MATERIALS PROVIDED:
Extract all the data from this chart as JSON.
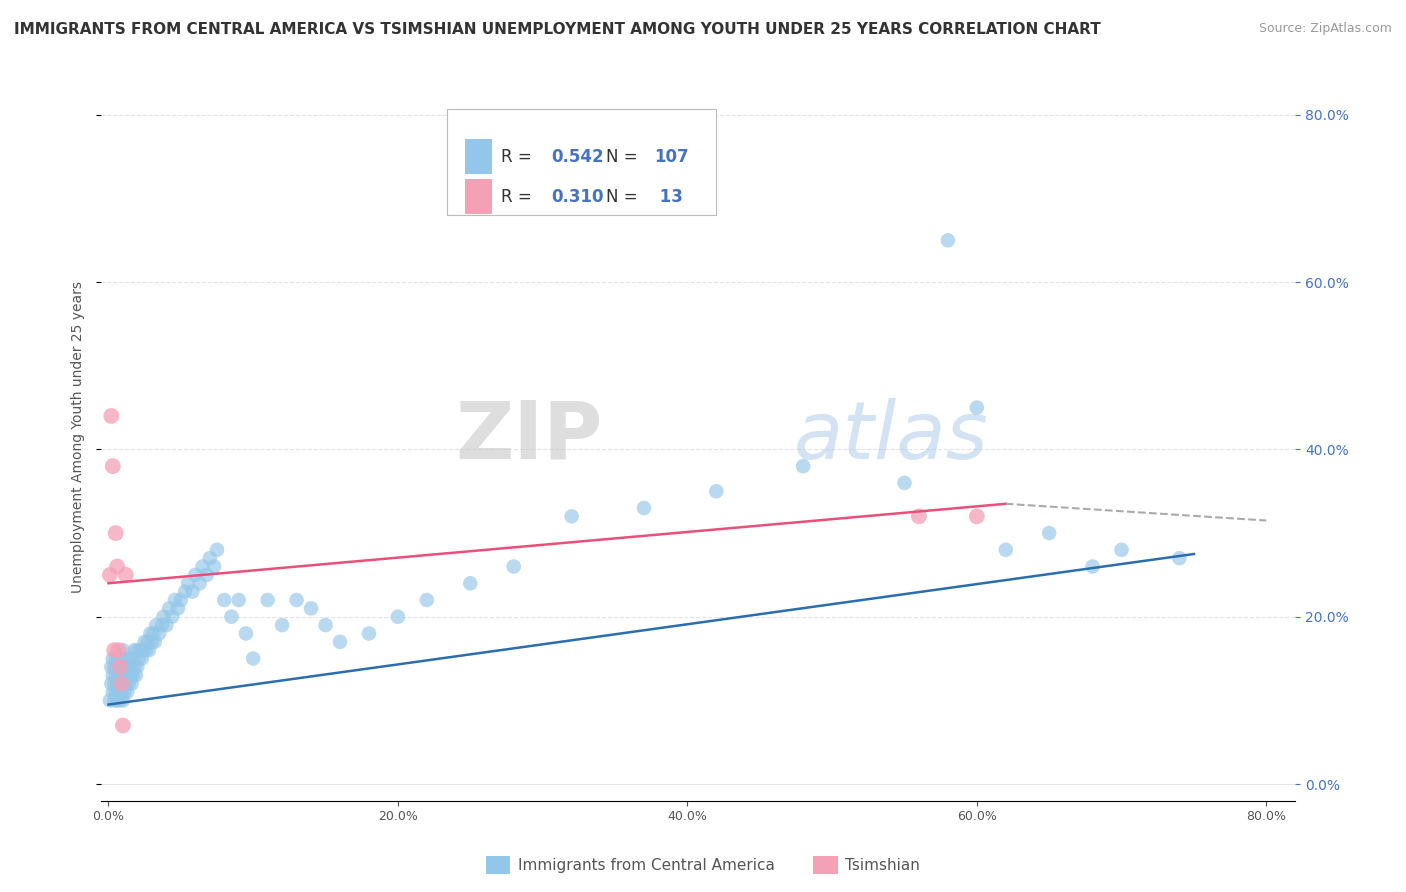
{
  "title": "IMMIGRANTS FROM CENTRAL AMERICA VS TSIMSHIAN UNEMPLOYMENT AMONG YOUTH UNDER 25 YEARS CORRELATION CHART",
  "source": "Source: ZipAtlas.com",
  "ylabel": "Unemployment Among Youth under 25 years",
  "x_tick_values": [
    0.0,
    0.2,
    0.4,
    0.6,
    0.8
  ],
  "y_tick_values": [
    0.0,
    0.2,
    0.4,
    0.6,
    0.8
  ],
  "xlim": [
    -0.005,
    0.82
  ],
  "ylim": [
    -0.02,
    0.85
  ],
  "color_blue": "#93c6e8",
  "color_pink": "#f4a0b5",
  "color_blue_line": "#2a6ead",
  "color_pink_line": "#e8507a",
  "color_dashed": "#aaaaaa",
  "background_color": "#ffffff",
  "grid_color": "#dddddd",
  "title_fontsize": 11,
  "source_fontsize": 9,
  "axis_fontsize": 9,
  "blue_scatter_x": [
    0.001,
    0.002,
    0.002,
    0.003,
    0.003,
    0.003,
    0.004,
    0.004,
    0.004,
    0.005,
    0.005,
    0.005,
    0.006,
    0.006,
    0.006,
    0.007,
    0.007,
    0.007,
    0.008,
    0.008,
    0.008,
    0.009,
    0.009,
    0.01,
    0.01,
    0.01,
    0.01,
    0.011,
    0.011,
    0.011,
    0.012,
    0.012,
    0.013,
    0.013,
    0.014,
    0.014,
    0.015,
    0.015,
    0.016,
    0.016,
    0.017,
    0.017,
    0.018,
    0.018,
    0.019,
    0.02,
    0.02,
    0.021,
    0.022,
    0.023,
    0.024,
    0.025,
    0.026,
    0.027,
    0.028,
    0.029,
    0.03,
    0.031,
    0.032,
    0.033,
    0.035,
    0.037,
    0.038,
    0.04,
    0.042,
    0.044,
    0.046,
    0.048,
    0.05,
    0.053,
    0.055,
    0.058,
    0.06,
    0.063,
    0.065,
    0.068,
    0.07,
    0.073,
    0.075,
    0.08,
    0.085,
    0.09,
    0.095,
    0.1,
    0.11,
    0.12,
    0.13,
    0.14,
    0.15,
    0.16,
    0.18,
    0.2,
    0.22,
    0.25,
    0.28,
    0.32,
    0.37,
    0.42,
    0.48,
    0.55,
    0.58,
    0.6,
    0.62,
    0.65,
    0.68,
    0.7,
    0.74
  ],
  "blue_scatter_y": [
    0.1,
    0.12,
    0.14,
    0.11,
    0.13,
    0.15,
    0.1,
    0.12,
    0.14,
    0.11,
    0.13,
    0.15,
    0.1,
    0.12,
    0.14,
    0.11,
    0.13,
    0.15,
    0.1,
    0.12,
    0.14,
    0.11,
    0.13,
    0.1,
    0.12,
    0.14,
    0.16,
    0.11,
    0.13,
    0.15,
    0.12,
    0.14,
    0.11,
    0.13,
    0.12,
    0.14,
    0.13,
    0.15,
    0.12,
    0.14,
    0.13,
    0.15,
    0.14,
    0.16,
    0.13,
    0.14,
    0.16,
    0.15,
    0.16,
    0.15,
    0.16,
    0.17,
    0.16,
    0.17,
    0.16,
    0.18,
    0.17,
    0.18,
    0.17,
    0.19,
    0.18,
    0.19,
    0.2,
    0.19,
    0.21,
    0.2,
    0.22,
    0.21,
    0.22,
    0.23,
    0.24,
    0.23,
    0.25,
    0.24,
    0.26,
    0.25,
    0.27,
    0.26,
    0.28,
    0.22,
    0.2,
    0.22,
    0.18,
    0.15,
    0.22,
    0.19,
    0.22,
    0.21,
    0.19,
    0.17,
    0.18,
    0.2,
    0.22,
    0.24,
    0.26,
    0.32,
    0.33,
    0.35,
    0.38,
    0.36,
    0.65,
    0.45,
    0.28,
    0.3,
    0.26,
    0.28,
    0.27
  ],
  "pink_scatter_x": [
    0.001,
    0.002,
    0.003,
    0.004,
    0.005,
    0.006,
    0.007,
    0.008,
    0.009,
    0.01,
    0.012,
    0.56,
    0.6
  ],
  "pink_scatter_y": [
    0.25,
    0.44,
    0.38,
    0.16,
    0.3,
    0.26,
    0.16,
    0.14,
    0.12,
    0.07,
    0.25,
    0.32,
    0.32
  ],
  "blue_line_x": [
    0.0,
    0.75
  ],
  "blue_line_y": [
    0.095,
    0.275
  ],
  "pink_line_x": [
    0.0,
    0.62
  ],
  "pink_line_y": [
    0.24,
    0.335
  ],
  "dashed_line_x": [
    0.62,
    0.8
  ],
  "dashed_line_y": [
    0.335,
    0.315
  ],
  "watermark_zip": "ZIP",
  "watermark_atlas": "atlas",
  "legend_r1": "0.542",
  "legend_n1": "107",
  "legend_r2": "0.310",
  "legend_n2": "13",
  "color_r_value": "#4472c4",
  "color_n_value": "#4472c4",
  "color_legend_text": "#333333"
}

DIRECTIONS: Copy the records above exactly. The pictures are not part of the copy.

OUTPUT FOR THIS EXERCISE:
Extract all the data from this chart as JSON.
{
  "title": "IMMIGRANTS FROM CENTRAL AMERICA VS TSIMSHIAN UNEMPLOYMENT AMONG YOUTH UNDER 25 YEARS CORRELATION CHART",
  "source": "Source: ZipAtlas.com",
  "ylabel": "Unemployment Among Youth under 25 years",
  "x_tick_values": [
    0.0,
    0.2,
    0.4,
    0.6,
    0.8
  ],
  "y_tick_values": [
    0.0,
    0.2,
    0.4,
    0.6,
    0.8
  ],
  "xlim": [
    -0.005,
    0.82
  ],
  "ylim": [
    -0.02,
    0.85
  ],
  "color_blue": "#93c6e8",
  "color_pink": "#f4a0b5",
  "color_blue_line": "#2a6ead",
  "color_pink_line": "#e8507a",
  "color_dashed": "#aaaaaa",
  "background_color": "#ffffff",
  "grid_color": "#dddddd",
  "title_fontsize": 11,
  "source_fontsize": 9,
  "axis_fontsize": 9,
  "blue_scatter_x": [
    0.001,
    0.002,
    0.002,
    0.003,
    0.003,
    0.003,
    0.004,
    0.004,
    0.004,
    0.005,
    0.005,
    0.005,
    0.006,
    0.006,
    0.006,
    0.007,
    0.007,
    0.007,
    0.008,
    0.008,
    0.008,
    0.009,
    0.009,
    0.01,
    0.01,
    0.01,
    0.01,
    0.011,
    0.011,
    0.011,
    0.012,
    0.012,
    0.013,
    0.013,
    0.014,
    0.014,
    0.015,
    0.015,
    0.016,
    0.016,
    0.017,
    0.017,
    0.018,
    0.018,
    0.019,
    0.02,
    0.02,
    0.021,
    0.022,
    0.023,
    0.024,
    0.025,
    0.026,
    0.027,
    0.028,
    0.029,
    0.03,
    0.031,
    0.032,
    0.033,
    0.035,
    0.037,
    0.038,
    0.04,
    0.042,
    0.044,
    0.046,
    0.048,
    0.05,
    0.053,
    0.055,
    0.058,
    0.06,
    0.063,
    0.065,
    0.068,
    0.07,
    0.073,
    0.075,
    0.08,
    0.085,
    0.09,
    0.095,
    0.1,
    0.11,
    0.12,
    0.13,
    0.14,
    0.15,
    0.16,
    0.18,
    0.2,
    0.22,
    0.25,
    0.28,
    0.32,
    0.37,
    0.42,
    0.48,
    0.55,
    0.58,
    0.6,
    0.62,
    0.65,
    0.68,
    0.7,
    0.74
  ],
  "blue_scatter_y": [
    0.1,
    0.12,
    0.14,
    0.11,
    0.13,
    0.15,
    0.1,
    0.12,
    0.14,
    0.11,
    0.13,
    0.15,
    0.1,
    0.12,
    0.14,
    0.11,
    0.13,
    0.15,
    0.1,
    0.12,
    0.14,
    0.11,
    0.13,
    0.1,
    0.12,
    0.14,
    0.16,
    0.11,
    0.13,
    0.15,
    0.12,
    0.14,
    0.11,
    0.13,
    0.12,
    0.14,
    0.13,
    0.15,
    0.12,
    0.14,
    0.13,
    0.15,
    0.14,
    0.16,
    0.13,
    0.14,
    0.16,
    0.15,
    0.16,
    0.15,
    0.16,
    0.17,
    0.16,
    0.17,
    0.16,
    0.18,
    0.17,
    0.18,
    0.17,
    0.19,
    0.18,
    0.19,
    0.2,
    0.19,
    0.21,
    0.2,
    0.22,
    0.21,
    0.22,
    0.23,
    0.24,
    0.23,
    0.25,
    0.24,
    0.26,
    0.25,
    0.27,
    0.26,
    0.28,
    0.22,
    0.2,
    0.22,
    0.18,
    0.15,
    0.22,
    0.19,
    0.22,
    0.21,
    0.19,
    0.17,
    0.18,
    0.2,
    0.22,
    0.24,
    0.26,
    0.32,
    0.33,
    0.35,
    0.38,
    0.36,
    0.65,
    0.45,
    0.28,
    0.3,
    0.26,
    0.28,
    0.27
  ],
  "pink_scatter_x": [
    0.001,
    0.002,
    0.003,
    0.004,
    0.005,
    0.006,
    0.007,
    0.008,
    0.009,
    0.01,
    0.012,
    0.56,
    0.6
  ],
  "pink_scatter_y": [
    0.25,
    0.44,
    0.38,
    0.16,
    0.3,
    0.26,
    0.16,
    0.14,
    0.12,
    0.07,
    0.25,
    0.32,
    0.32
  ],
  "blue_line_x": [
    0.0,
    0.75
  ],
  "blue_line_y": [
    0.095,
    0.275
  ],
  "pink_line_x": [
    0.0,
    0.62
  ],
  "pink_line_y": [
    0.24,
    0.335
  ],
  "dashed_line_x": [
    0.62,
    0.8
  ],
  "dashed_line_y": [
    0.335,
    0.315
  ],
  "watermark_zip": "ZIP",
  "watermark_atlas": "atlas",
  "legend_r1": "0.542",
  "legend_n1": "107",
  "legend_r2": "0.310",
  "legend_n2": "13",
  "color_r_value": "#4472c4",
  "color_n_value": "#4472c4",
  "color_legend_text": "#333333"
}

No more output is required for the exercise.